• Task to complete
Tell how many lines have the string "villa" in them, and write nothing besides the number.

• Given records
>> START

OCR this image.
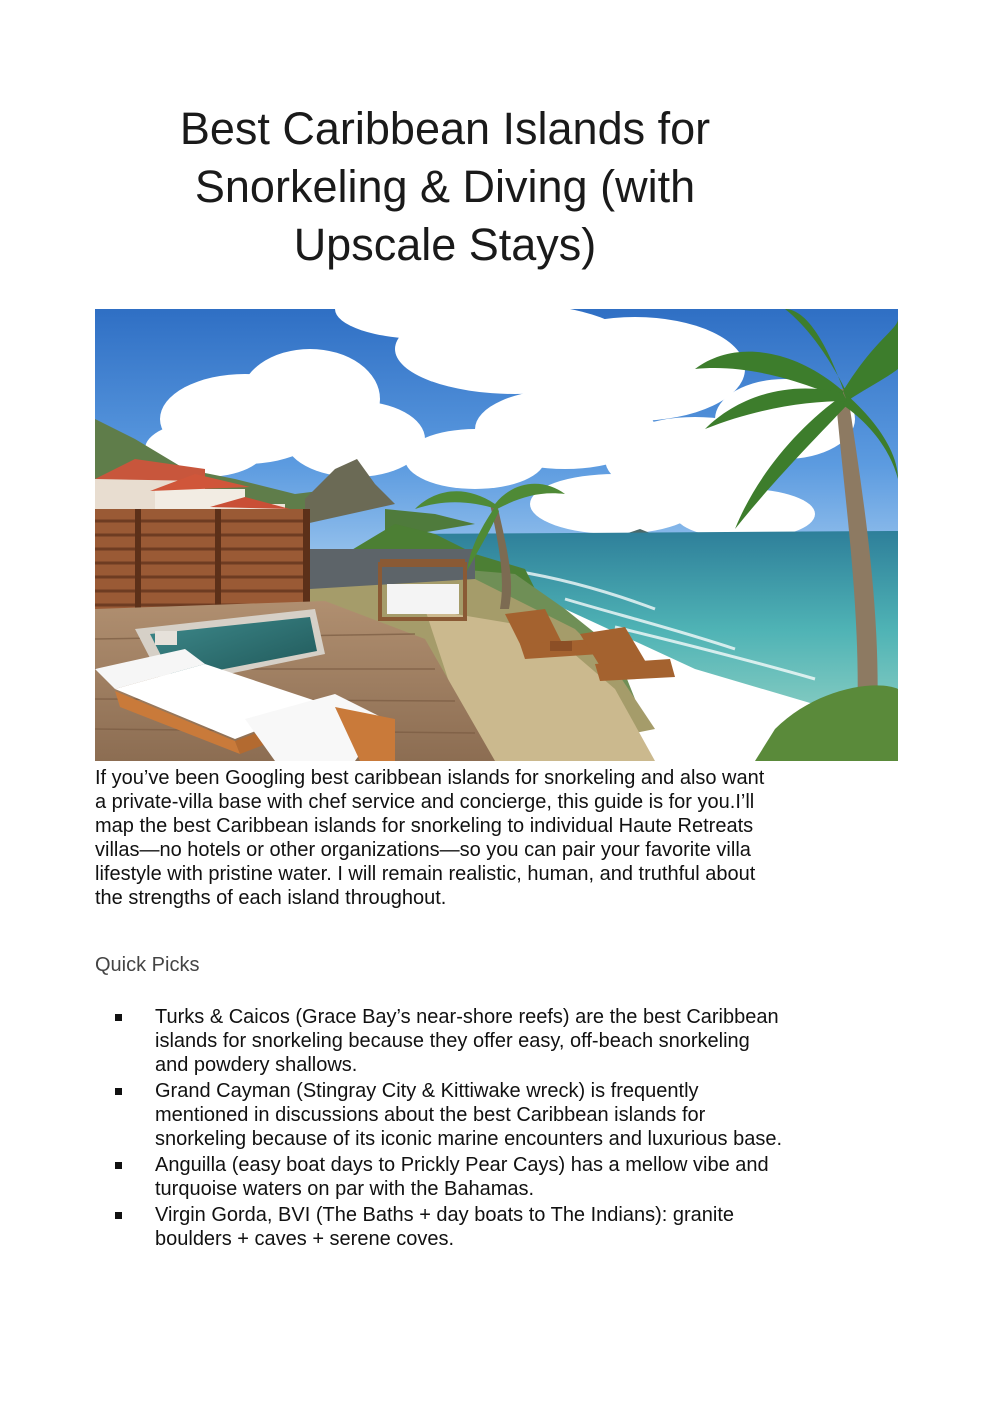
Best Caribbean Islands for
Snorkeling & Diving (with
Upscale Stays)

If you’ve been Googling best caribbean islands for snorkeling and also want
a private-villa base with chef service and concierge, this guide is for you.I’ll
map the best Caribbean islands for snorkeling to individual Haute Retreats
villas—no hotels or other organizations—so you can pair your favorite villa
lifestyle with pristine water. I will remain realistic, human, and truthful about
the strengths of each island throughout.

Quick Picks
Turks & Caicos (Grace Bay’s near-shore reefs) are the best Caribbean
islands for snorkeling because they offer easy, off-beach snorkeling
and powdery shallows.
Grand Cayman (Stingray City & Kittiwake wreck) is frequently
mentioned in discussions about the best Caribbean islands for
snorkeling because of its iconic marine encounters and luxurious base.
Anguilla (easy boat days to Prickly Pear Cays) has a mellow vibe and
turquoise waters on par with the Bahamas.
Virgin Gorda, BVI (The Baths + day boats to The Indians): granite
boulders + caves + serene coves.
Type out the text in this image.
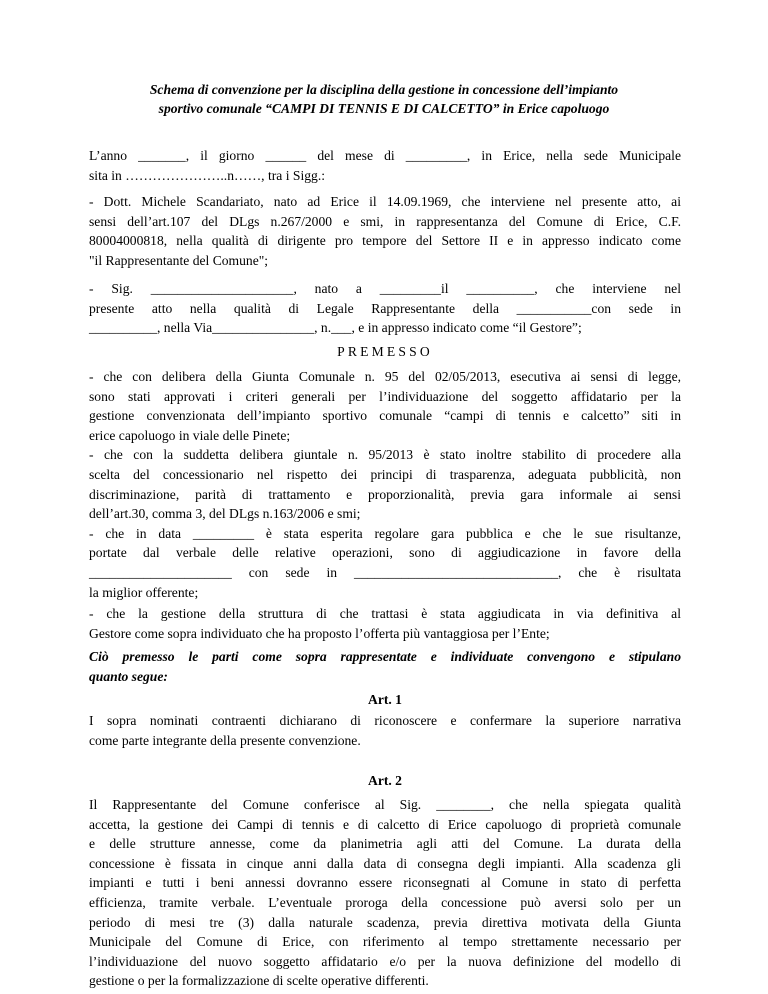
Schema di convenzione per la disciplina della gestione in concessione dell’impianto
sportivo comunale “CAMPI DI TENNIS E DI CALCETTO” in Erice capoluogo
L’anno _______, il giorno ______ del mese di _________, in Erice, nella sede Municipale
sita in …………………..n……, tra i Sigg.:
- Dott. Michele Scandariato, nato ad Erice il 14.09.1969, che interviene nel presente atto, ai
sensi dell’art.107 del DLgs n.267/2000 e smi, in rappresentanza del Comune di Erice, C.F.
80004000818, nella qualità di dirigente pro tempore del Settore II e in appresso indicato come
"il Rappresentante del Comune";
- Sig. _____________________, nato a _________il __________, che interviene nel
presente atto nella qualità di Legale Rappresentante della ___________con sede in
__________, nella Via_______________, n.___, e in appresso indicato come “il Gestore”;
PREMESSO
- che con delibera della Giunta Comunale n. 95 del 02/05/2013, esecutiva ai sensi di legge,
sono stati approvati i criteri generali per l’individuazione del soggetto affidatario per la
gestione convenzionata dell’impianto sportivo comunale “campi di tennis e calcetto” siti in
erice capoluogo in viale delle Pinete;
- che con la suddetta delibera giuntale n. 95/2013 è stato inoltre stabilito di procedere alla
scelta del concessionario nel rispetto dei principi di trasparenza, adeguata pubblicità, non
discriminazione, parità di trattamento e proporzionalità, previa gara informale ai sensi
dell’art.30, comma 3, del DLgs n.163/2006 e smi;
- che in data _________ è stata esperita regolare gara pubblica e che le sue risultanze,
portate dal verbale delle relative operazioni, sono di aggiudicazione in favore della
_____________________ con sede in ______________________________, che è risultata
la miglior offerente;
- che la gestione della struttura di che trattasi è stata aggiudicata in via definitiva al
Gestore come sopra individuato che ha proposto l’offerta più vantaggiosa per l’Ente;
Ciò premesso le parti come sopra rappresentate e individuate convengono e stipulano
quanto segue:
Art. 1
I sopra nominati contraenti dichiarano di riconoscere e confermare la superiore narrativa
come parte integrante della presente convenzione.
Art. 2
Il Rappresentante del Comune conferisce al Sig. ________, che nella spiegata qualità
accetta, la gestione dei Campi di tennis e di calcetto di Erice capoluogo di proprietà comunale
e delle strutture annesse, come da planimetria agli atti del Comune. La durata della
concessione è fissata in cinque anni dalla data di consegna degli impianti. Alla scadenza gli
impianti e tutti i beni annessi dovranno essere riconsegnati al Comune in stato di perfetta
efficienza, tramite verbale. L’eventuale proroga della concessione può aversi solo per un
periodo di mesi tre (3) dalla naturale scadenza, previa direttiva motivata della Giunta
Municipale del Comune di Erice, con riferimento al tempo strettamente necessario per
l’individuazione del nuovo soggetto affidatario e/o per la nuova definizione del modello di
gestione o per la formalizzazione di scelte operative differenti.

>> END

• Solution to the exercise
2